Figure collection entries:
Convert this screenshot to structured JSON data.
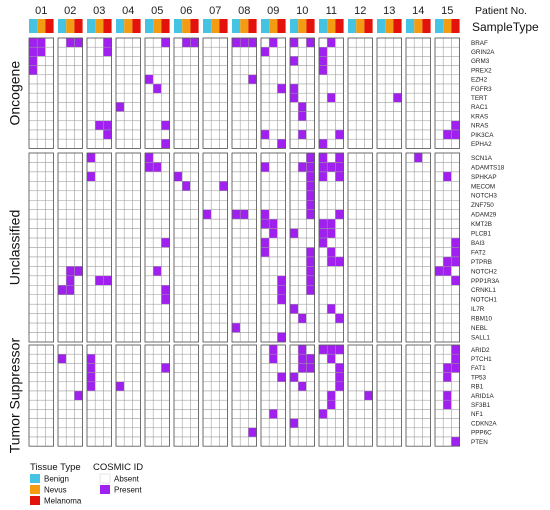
{
  "chart_data": {
    "type": "heatmap",
    "patients": [
      "01",
      "02",
      "03",
      "04",
      "05",
      "06",
      "07",
      "08",
      "09",
      "10",
      "11",
      "12",
      "13",
      "14",
      "15"
    ],
    "patient_header": "Patient No.",
    "sample_header": "SampleType",
    "sample_types": [
      {
        "name": "Benign",
        "color": "#45C3E3"
      },
      {
        "name": "Nevus",
        "color": "#F39C12"
      },
      {
        "name": "Melanoma",
        "color": "#E3120B"
      }
    ],
    "tissue_legend_title": "Tissue Type",
    "cosmic_legend_title": "COSMIC ID",
    "cosmic_states": [
      {
        "name": "Absent",
        "color": "#FFFFFF"
      },
      {
        "name": "Present",
        "color": "#A020F0"
      }
    ],
    "groups": [
      {
        "name": "Oncogene",
        "genes": [
          "BRAF",
          "GRIN2A",
          "GRM3",
          "PREX2",
          "EZH2",
          "FGFR3",
          "TERT",
          "RAC1",
          "KRAS",
          "NRAS",
          "PIK3CA",
          "EPHA2"
        ]
      },
      {
        "name": "Unclassified",
        "genes": [
          "SCN1A",
          "ADAMTS18",
          "SPHKAP",
          "MECOM",
          "NOTCH3",
          "ZNF750",
          "ADAM29",
          "KMT2B",
          "PLCB1",
          "BAI3",
          "FAT2",
          "PTPRB",
          "NOTCH2",
          "PPP1R3A",
          "CRNKL1",
          "NOTCH1",
          "IL7R",
          "RBM10",
          "NEBL",
          "SALL1"
        ]
      },
      {
        "name": "Tumor Suppressor",
        "genes": [
          "ARID2",
          "PTCH1",
          "FAT1",
          "TP53",
          "RB1",
          "ARID1A",
          "SF3B1",
          "NF1",
          "CDKN2A",
          "PPP6C",
          "PTEN"
        ]
      }
    ],
    "present": {
      "BRAF": [
        [
          1,
          1
        ],
        [
          1,
          2
        ],
        [
          2,
          2
        ],
        [
          2,
          3
        ],
        [
          3,
          3
        ],
        [
          5,
          3
        ],
        [
          6,
          2
        ],
        [
          6,
          3
        ],
        [
          8,
          1
        ],
        [
          8,
          2
        ],
        [
          8,
          3
        ],
        [
          9,
          2
        ],
        [
          10,
          1
        ],
        [
          10,
          3
        ],
        [
          11,
          2
        ]
      ],
      "GRIN2A": [
        [
          1,
          1
        ],
        [
          1,
          2
        ],
        [
          3,
          3
        ],
        [
          9,
          1
        ],
        [
          11,
          1
        ]
      ],
      "GRM3": [
        [
          1,
          1
        ],
        [
          10,
          1
        ],
        [
          11,
          1
        ]
      ],
      "PREX2": [
        [
          1,
          1
        ],
        [
          11,
          1
        ]
      ],
      "EZH2": [
        [
          5,
          1
        ],
        [
          8,
          3
        ]
      ],
      "FGFR3": [
        [
          5,
          2
        ],
        [
          9,
          3
        ],
        [
          10,
          1
        ]
      ],
      "TERT": [
        [
          10,
          1
        ],
        [
          11,
          2
        ],
        [
          13,
          3
        ]
      ],
      "RAC1": [
        [
          4,
          1
        ],
        [
          10,
          2
        ]
      ],
      "KRAS": [
        [
          10,
          2
        ]
      ],
      "NRAS": [
        [
          3,
          2
        ],
        [
          3,
          3
        ],
        [
          5,
          3
        ],
        [
          15,
          3
        ]
      ],
      "PIK3CA": [
        [
          3,
          3
        ],
        [
          9,
          1
        ],
        [
          10,
          2
        ],
        [
          11,
          3
        ],
        [
          15,
          2
        ],
        [
          15,
          3
        ]
      ],
      "EPHA2": [
        [
          5,
          3
        ],
        [
          9,
          3
        ],
        [
          11,
          1
        ]
      ],
      "SCN1A": [
        [
          3,
          1
        ],
        [
          5,
          1
        ],
        [
          10,
          3
        ],
        [
          11,
          1
        ],
        [
          11,
          3
        ],
        [
          14,
          2
        ]
      ],
      "ADAMTS18": [
        [
          5,
          1
        ],
        [
          5,
          2
        ],
        [
          9,
          1
        ],
        [
          10,
          2
        ],
        [
          10,
          3
        ],
        [
          11,
          1
        ],
        [
          11,
          2
        ],
        [
          11,
          3
        ]
      ],
      "SPHKAP": [
        [
          3,
          1
        ],
        [
          6,
          1
        ],
        [
          10,
          3
        ],
        [
          11,
          1
        ],
        [
          11,
          3
        ],
        [
          15,
          2
        ]
      ],
      "MECOM": [
        [
          6,
          2
        ],
        [
          7,
          3
        ],
        [
          10,
          3
        ]
      ],
      "NOTCH3": [
        [
          10,
          3
        ]
      ],
      "ZNF750": [
        [
          10,
          3
        ]
      ],
      "ADAM29": [
        [
          7,
          1
        ],
        [
          8,
          1
        ],
        [
          8,
          2
        ],
        [
          9,
          1
        ],
        [
          10,
          3
        ],
        [
          11,
          3
        ]
      ],
      "KMT2B": [
        [
          9,
          1
        ],
        [
          9,
          2
        ],
        [
          11,
          1
        ],
        [
          11,
          2
        ]
      ],
      "PLCB1": [
        [
          9,
          2
        ],
        [
          10,
          1
        ],
        [
          11,
          1
        ],
        [
          11,
          2
        ]
      ],
      "BAI3": [
        [
          5,
          3
        ],
        [
          9,
          1
        ],
        [
          11,
          1
        ],
        [
          15,
          3
        ]
      ],
      "FAT2": [
        [
          9,
          1
        ],
        [
          10,
          3
        ],
        [
          11,
          2
        ],
        [
          15,
          3
        ]
      ],
      "PTPRB": [
        [
          10,
          3
        ],
        [
          11,
          2
        ],
        [
          11,
          3
        ],
        [
          15,
          2
        ],
        [
          15,
          3
        ]
      ],
      "NOTCH2": [
        [
          2,
          2
        ],
        [
          2,
          3
        ],
        [
          5,
          2
        ],
        [
          10,
          3
        ],
        [
          15,
          1
        ],
        [
          15,
          2
        ]
      ],
      "PPP1R3A": [
        [
          2,
          2
        ],
        [
          3,
          2
        ],
        [
          3,
          3
        ],
        [
          9,
          3
        ],
        [
          10,
          3
        ],
        [
          15,
          3
        ]
      ],
      "CRNKL1": [
        [
          2,
          1
        ],
        [
          2,
          2
        ],
        [
          5,
          3
        ],
        [
          9,
          3
        ],
        [
          10,
          3
        ]
      ],
      "NOTCH1": [
        [
          5,
          3
        ],
        [
          9,
          3
        ]
      ],
      "IL7R": [
        [
          10,
          1
        ],
        [
          11,
          2
        ]
      ],
      "RBM10": [
        [
          10,
          2
        ],
        [
          11,
          3
        ]
      ],
      "NEBL": [
        [
          8,
          1
        ]
      ],
      "SALL1": [
        [
          9,
          3
        ]
      ],
      "ARID2": [
        [
          9,
          2
        ],
        [
          10,
          2
        ],
        [
          11,
          1
        ],
        [
          11,
          2
        ],
        [
          11,
          3
        ],
        [
          15,
          3
        ]
      ],
      "PTCH1": [
        [
          2,
          1
        ],
        [
          3,
          1
        ],
        [
          9,
          2
        ],
        [
          10,
          2
        ],
        [
          10,
          3
        ],
        [
          11,
          2
        ],
        [
          15,
          3
        ]
      ],
      "FAT1": [
        [
          3,
          1
        ],
        [
          5,
          3
        ],
        [
          10,
          2
        ],
        [
          10,
          3
        ],
        [
          11,
          3
        ],
        [
          15,
          2
        ],
        [
          15,
          3
        ]
      ],
      "TP53": [
        [
          3,
          1
        ],
        [
          9,
          3
        ],
        [
          10,
          1
        ],
        [
          11,
          3
        ],
        [
          15,
          2
        ]
      ],
      "RB1": [
        [
          3,
          1
        ],
        [
          4,
          1
        ],
        [
          10,
          2
        ],
        [
          11,
          3
        ]
      ],
      "ARID1A": [
        [
          2,
          3
        ],
        [
          11,
          2
        ],
        [
          12,
          3
        ],
        [
          15,
          2
        ]
      ],
      "SF3B1": [
        [
          11,
          2
        ],
        [
          15,
          2
        ]
      ],
      "NF1": [
        [
          9,
          2
        ],
        [
          11,
          1
        ]
      ],
      "CDKN2A": [
        [
          10,
          1
        ]
      ],
      "PPP6C": [
        [
          8,
          3
        ]
      ],
      "PTEN": [
        [
          15,
          3
        ]
      ]
    }
  }
}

_Directions:_
Where a line in the records above contains the string "name", return that line.

_Exercise response:_
        "name": "Benign",
        "name": "Nevus",
        "name": "Melanoma",
        "name": "Absent",
        "name": "Present",
        "name": "Oncogene",
        "name": "Unclassified",
        "name": "Tumor Suppressor",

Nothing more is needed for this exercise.